== Direction ==
Search the material for the word "were" and copy each line that holds it.
━━━━
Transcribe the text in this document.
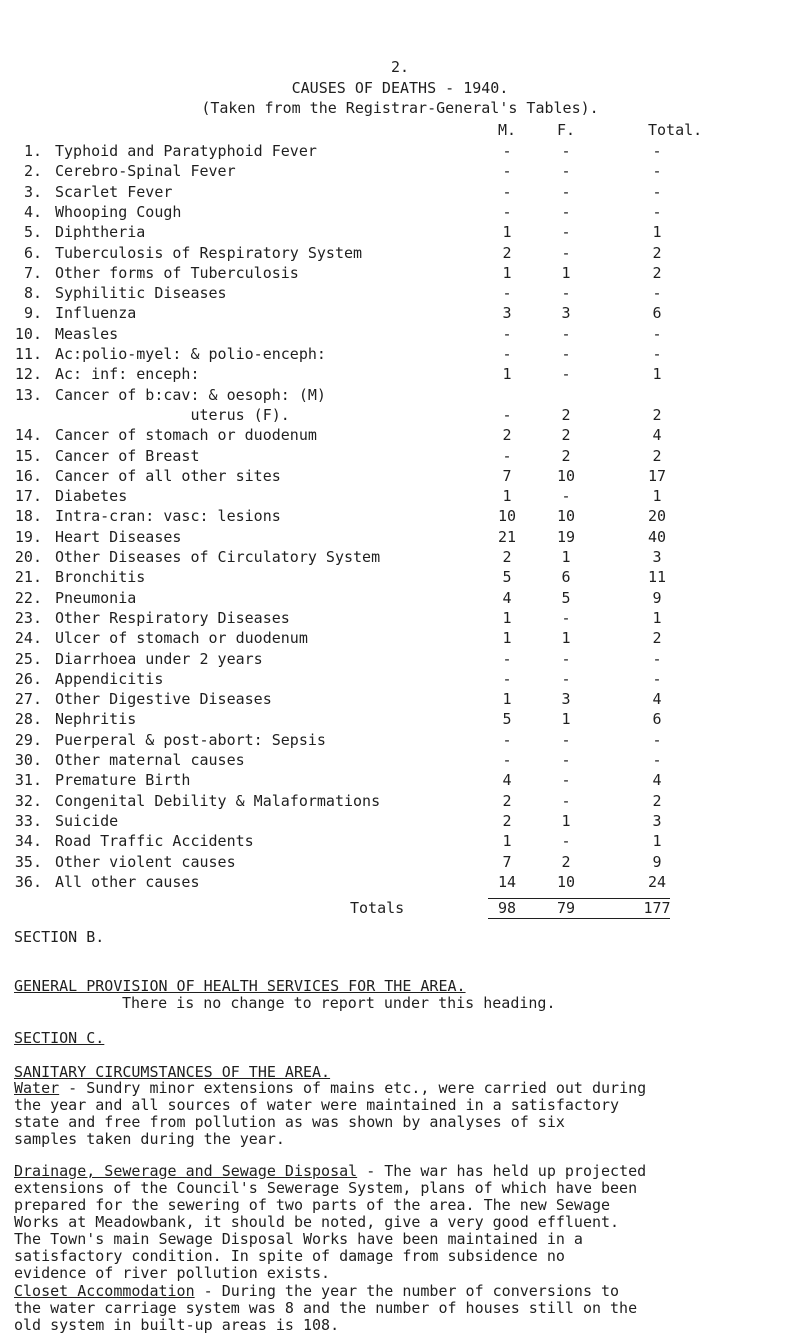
2.
CAUSES OF DEATHS - 1940.
(Taken from the Registrar-General's Tables).
M.	F.	Total.
1. Typhoid and Paratyphoid Fever	-	-	-
2. Cerebro-Spinal Fever	-	-	-
3. Scarlet Fever	-	-	-
4. Whooping Cough	-	-	-
5. Diphtheria	1	-	1
6. Tuberculosis of Respiratory System	2	-	2
7. Other forms of Tuberculosis	1	1	2
8. Syphilitic Diseases	-	-	-
9. Influenza	3	3	6
10. Measles	-	-	-
11. Ac:polio-myel: & polio-enceph:	-	-	-
12. Ac: inf: enceph:	1	-	1
13. Cancer of b:cav: & oesoph: (M)
uterus (F).	-	2	2
14. Cancer of stomach or duodenum	2	2	4
15. Cancer of Breast	-	2	2
16. Cancer of all other sites	7	10	17
17. Diabetes	1	-	1
18. Intra-cran: vasc: lesions	10	10	20
19. Heart Diseases	21	19	40
20. Other Diseases of Circulatory System	2	1	3
21. Bronchitis	5	6	11
22. Pneumonia	4	5	9
23. Other Respiratory Diseases	1	-	1
24. Ulcer of stomach or duodenum	1	1	2
25. Diarrhoea under 2 years	-	-	-
26. Appendicitis	-	-	-
27. Other Digestive Diseases	1	3	4
28. Nephritis	5	1	6
29. Puerperal & post-abort: Sepsis	-	-	-
30. Other maternal causes	-	-	-
31. Premature Birth	4	-	4
32. Congenital Debility & Malaformations	2	-	2
33. Suicide	2	1	3
34. Road Traffic Accidents	1	-	1
35. Other violent causes	7	2	9
36. All other causes	14	10	24
Totals	98	79	177
SECTION B.
GENERAL PROVISION OF HEALTH SERVICES FOR THE AREA.
There is no change to report under this heading.
SECTION C.
SANITARY CIRCUMSTANCES OF THE AREA.
Water - Sundry minor extensions of mains etc., were carried out during
the year and all sources of water were maintained in a satisfactory
state and free from pollution as was shown by analyses of six
samples taken during the year.
Drainage, Sewerage and Sewage Disposal - The war has held up projected
extensions of the Council's Sewerage System, plans of which have been
prepared for the sewering of two parts of the area. The new Sewage
Works at Meadowbank, it should be noted, give a very good effluent.
The Town's main Sewage Disposal Works have been maintained in a
satisfactory condition. In spite of damage from subsidence no
evidence of river pollution exists.
Closet Accommodation - During the year the number of conversions to
the water carriage system was 8 and the number of houses still on the
old system in built-up areas is 108.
━━━━
== Solved problem ==
Water - Sundry minor extensions of mains etc., were carried out during
the year and all sources of water were maintained in a satisfactory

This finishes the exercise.